■ **INPUT FOR THIS TASK**:

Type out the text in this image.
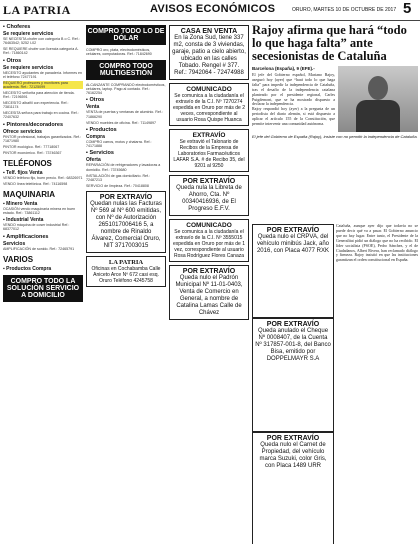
LA PATRIA	AVISOS ECONÓMICOS	ORURO, MARTES 10 DE OCTUBRE DE 2017 5
▪ Choferes
Se requiere servicios
SE NECESITA chofer con categoría B o C. Ref.: 76463542; 5252 I-02
SE REQUIERE chofer con licencia categoría A. Ref.: 71860142
▪ Otros
Se requiere servicios
NECESITO ayudantes de panadería. Informes en el teléfono 72477191
REQUIERO profesores y monitores para academia. Ref.: 72125099
NECESITO señorita para atención de tienda. Ref.: 72196591
NECESITO albañil con experiencia. Ref.: 73811174
NECESITA señora para trabajo en cocina. Ref.: 72407632
▪ Pintores/decoradores
Ofrece servicios
PINTOR profesional, trabajos garantizados. Ref.: 71871980
PINTOR ecológico. Ref.: 77718067
PINTOR económico. Ref.: 73746367
TELÉFONOS
▪ Telf. fijos Venta
VENDO teléfono fijo, buen precio. Ref.: 68326971
VENDO línea telefónica. Ref.: 74116598
MAQUINARIA
▪ Minero Venta
OCASIÓN vendo maquinaria minera en buen estado. Ref.: 73861112
▪ Industrial Venta
VENDO máquina de coser industrial Ref.: 68377012
▪ Amplificaciones
Servicios
AMPLIFICACIÓN de sonido. Ref.: 72465791
VARIOS
▪ Productos Compra
COMPRO TODO LA SOLUCIÓN SERVICIO A DOMICILIO
COMPRO TODO LO DE DÓLAR
COMPRO oro, plata, electrodomésticos, celulares, computadoras. Ref.: 71842690
COMPRO TODO MULTIGESTIÓN
ALCANZANTE COMPRANDO electrodomésticos, celulares, laptop. Pago al contado. Ref.: 76162254
▪ Otros
Venta
VENTA de puertas y ventanas de aluminio. Ref.: 71866290
VENDO muebles de oficina. Ref.: 71149897
▪ Productos
Compra
COMPRO carros, motos y chatarra. Ref.: 74171888
▪ Servicios
Oferta
REPARACIÓN de refrigeradores y lavadoras a domicilio. Ref.: 73745680
INSTALACIÓN de gas domiciliario. Ref.: 72487213
SERVICIO de limpieza. Ref.: 70418808
POR EXTRAVÍO
Quedan nulas las Facturas Nº 569 al Nº 600 emitidas, con Nº de Autorización 2651017006416 5, a nombre de Rinaldo Álvarez, Comercial Oruro, NIT 3717003015
LA PATRIA
Oficinas en Cochabamba Calle Aniceto Arce Nº 672 casi esq. Oruro Teléfono 4245758
CASA EN VENTA
En la Zona Sud, tiene 337 m2, consta de 3 viviendas, garaje, patio a cielo abierto, ubicado en las calles Tobado. Rengel # 377. Ref.: 7942064 - 72474988
COMUNICADO
Se comunica a la ciudadanía el extravío de la C.I. Nº 7270274 expedida en Oruro por más de 2 veces, correspondiente al usuario Rosa Quispe Huanca
EXTRAVÍO
Se extravió el Talonario de Recibos de la Empresa de Laboratorios Farmacéuticos LAFAR S.A. # de Recibo 35, del 9201 al 9250
POR EXTRAVÍO
Queda nula la Libreta de Ahorro, Cta. Nº 00340416936, de El Progreso E.F.V.
COMUNICADO
Se comunica a la ciudadanía el extravío de la C.I. Nº 3555015 expedida en Oruro por más de 1 vez, correspondiente al usuario Rosa Rodríguez Flores Canaza
POR EXTRAVÍO
Queda nulo el Padrón Municipal Nº 11-01-0403, Venta de Comercio en General, a nombre de Catalina Lamas Calle de Chávez
Rajoy afirma que hará “todo lo que haga falta” ante secesionistas de Cataluña
Barcelona (España), 9 (EFE).-
El jefe del Gobierno español, Mariano Rajoy, aseguró hoy (ayer) que “hará todo lo que haga falta” para impedir la independencia de Cataluña, tras el desafío de la independencia catalana planteado por el presidente regional, Carles Puigdemont, que se ha mostrado dispuesto a declarar la independencia.
Rajoy respondió hoy (ayer) a la pregunta de un periodista del diario alemán, si está dispuesto a aplicar el artículo 155 de la Constitución, que permite intervenir una comunidad autónoma.
El jefe del Gobierno de España (Rajoy), insiste con no permitir la independencia de Cataluña.
POR EXTRAVÍO
Queda nulo el CRPVA, del vehículo minibús Jack, año 2016, con Placa 4077 RXK
POR EXTRAVÍO
Queda anulado el Cheque Nº 0008407, de la Cuenta Nº 317857-001-8, del Banco Bisa, emitido por DOPPELMAYR S.A
POR EXTRAVÍO
Queda nulo el Carnet de Propiedad, del vehículo marca Suzuki, color Gris, con Placa 1489 URR
Cataluña, aunque ayer dijo que todavía no se puede decir qué va a pasar. El Gobierno anuncio que no hay lugar. Entre tanto, el Presidente de la Generalitat pidió un diálogo que no ha recibido. El líder socialista (PSOE), Pedro Sánchez, y el de Ciudadanos, Albert Rivera, han reclamado diálogo y firmeza. Rajoy insistió en que las instituciones garantizan el orden constitucional en España.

■ **CHALLENGE**:
Pictures are not part of the copy; reproduce everything else in the records exactly.

■ **COMPLETED TASK**:
Type out the text in this image.
LA PATRIA	AVISOS ECONÓMICOS	ORURO, MARTES 10 DE OCTUBRE DE 2017 5
▪ Choferes
Se requiere servicios
SE NECESITA chofer con categoría B o C. Ref.: 76463542; 5252 I-02
SE REQUIERE chofer con licencia categoría A. Ref.: 71860142
▪ Otros
Se requiere servicios
NECESITO ayudantes de panadería. Informes en el teléfono 72477191
REQUIERO profesores y monitores para academia. Ref.: 72125099
NECESITO señorita para atención de tienda. Ref.: 72196591
NECESITO albañil con experiencia. Ref.: 73811174
NECESITA señora para trabajo en cocina. Ref.: 72407632
▪ Pintores/decoradores
Ofrece servicios
PINTOR profesional, trabajos garantizados. Ref.: 71871980
PINTOR ecológico. Ref.: 77718067
PINTOR económico. Ref.: 73746367
TELÉFONOS
▪ Telf. fijos Venta
VENDO teléfono fijo, buen precio. Ref.: 68326971
VENDO línea telefónica. Ref.: 74116598
MAQUINARIA
▪ Minero Venta
OCASIÓN vendo maquinaria minera en buen estado. Ref.: 73861112
▪ Industrial Venta
VENDO máquina de coser industrial Ref.: 68377012
▪ Amplificaciones
Servicios
AMPLIFICACIÓN de sonido. Ref.: 72465791
VARIOS
▪ Productos Compra
COMPRO TODO LA SOLUCIÓN SERVICIO A DOMICILIO
COMPRO TODO LO DE DÓLAR
COMPRO oro, plata, electrodomésticos, celulares, computadoras. Ref.: 71842690
COMPRO TODO MULTIGESTIÓN
ALCANZANTE COMPRANDO electrodomésticos, celulares, laptop. Pago al contado. Ref.: 76162254
▪ Otros
Venta
VENTA de puertas y ventanas de aluminio. Ref.: 71866290
VENDO muebles de oficina. Ref.: 71149897
▪ Productos
Compra
COMPRO carros, motos y chatarra. Ref.: 74171888
▪ Servicios
Oferta
REPARACIÓN de refrigeradores y lavadoras a domicilio. Ref.: 73745680
INSTALACIÓN de gas domiciliario. Ref.: 72487213
SERVICIO de limpieza. Ref.: 70418808
POR EXTRAVÍO
Quedan nulas las Facturas Nº 569 al Nº 600 emitidas, con Nº de Autorización 2651017006416 5, a nombre de Rinaldo Álvarez, Comercial Oruro, NIT 3717003015
LA PATRIA
Oficinas en Cochabamba Calle Aniceto Arce Nº 672 casi esq. Oruro Teléfono 4245758
CASA EN VENTA
En la Zona Sud, tiene 337 m2, consta de 3 viviendas, garaje, patio a cielo abierto, ubicado en las calles Tobado. Rengel # 377. Ref.: 7942064 - 72474988
COMUNICADO
Se comunica a la ciudadanía el extravío de la C.I. Nº 7270274 expedida en Oruro por más de 2 veces, correspondiente al usuario Rosa Quispe Huanca
EXTRAVÍO
Se extravió el Talonario de Recibos de la Empresa de Laboratorios Farmacéuticos LAFAR S.A. # de Recibo 35, del 9201 al 9250
POR EXTRAVÍO
Queda nula la Libreta de Ahorro, Cta. Nº 00340416936, de El Progreso E.F.V.
COMUNICADO
Se comunica a la ciudadanía el extravío de la C.I. Nº 3555015 expedida en Oruro por más de 1 vez, correspondiente al usuario Rosa Rodríguez Flores Canaza
POR EXTRAVÍO
Queda nulo el Padrón Municipal Nº 11-01-0403, Venta de Comercio en General, a nombre de Catalina Lamas Calle de Chávez
Rajoy afirma que hará “todo lo que haga falta” ante secesionistas de Cataluña
Barcelona (España), 9 (EFE).-
El jefe del Gobierno español, Mariano Rajoy, aseguró hoy (ayer) que “hará todo lo que haga falta” para impedir la independencia de Cataluña, tras el desafío de la independencia catalana planteado por el presidente regional, Carles Puigdemont, que se ha mostrado dispuesto a declarar la independencia.
Rajoy respondió hoy (ayer) a la pregunta de un periodista del diario alemán, si está dispuesto a aplicar el artículo 155 de la Constitución, que permite intervenir una comunidad autónoma.
El jefe del Gobierno de España (Rajoy), insiste con no permitir la independencia de Cataluña.
POR EXTRAVÍO
Queda nulo el CRPVA, del vehículo minibús Jack, año 2016, con Placa 4077 RXK
POR EXTRAVÍO
Queda anulado el Cheque Nº 0008407, de la Cuenta Nº 317857-001-8, del Banco Bisa, emitido por DOPPELMAYR S.A
POR EXTRAVÍO
Queda nulo el Carnet de Propiedad, del vehículo marca Suzuki, color Gris, con Placa 1489 URR
Cataluña, aunque ayer dijo que todavía no se puede decir qué va a pasar. El Gobierno anuncio que no hay lugar. Entre tanto, el Presidente de la Generalitat pidió un diálogo que no ha recibido. El líder socialista (PSOE), Pedro Sánchez, y el de Ciudadanos, Albert Rivera, han reclamado diálogo y firmeza. Rajoy insistió en que las instituciones garantizan el orden constitucional en España.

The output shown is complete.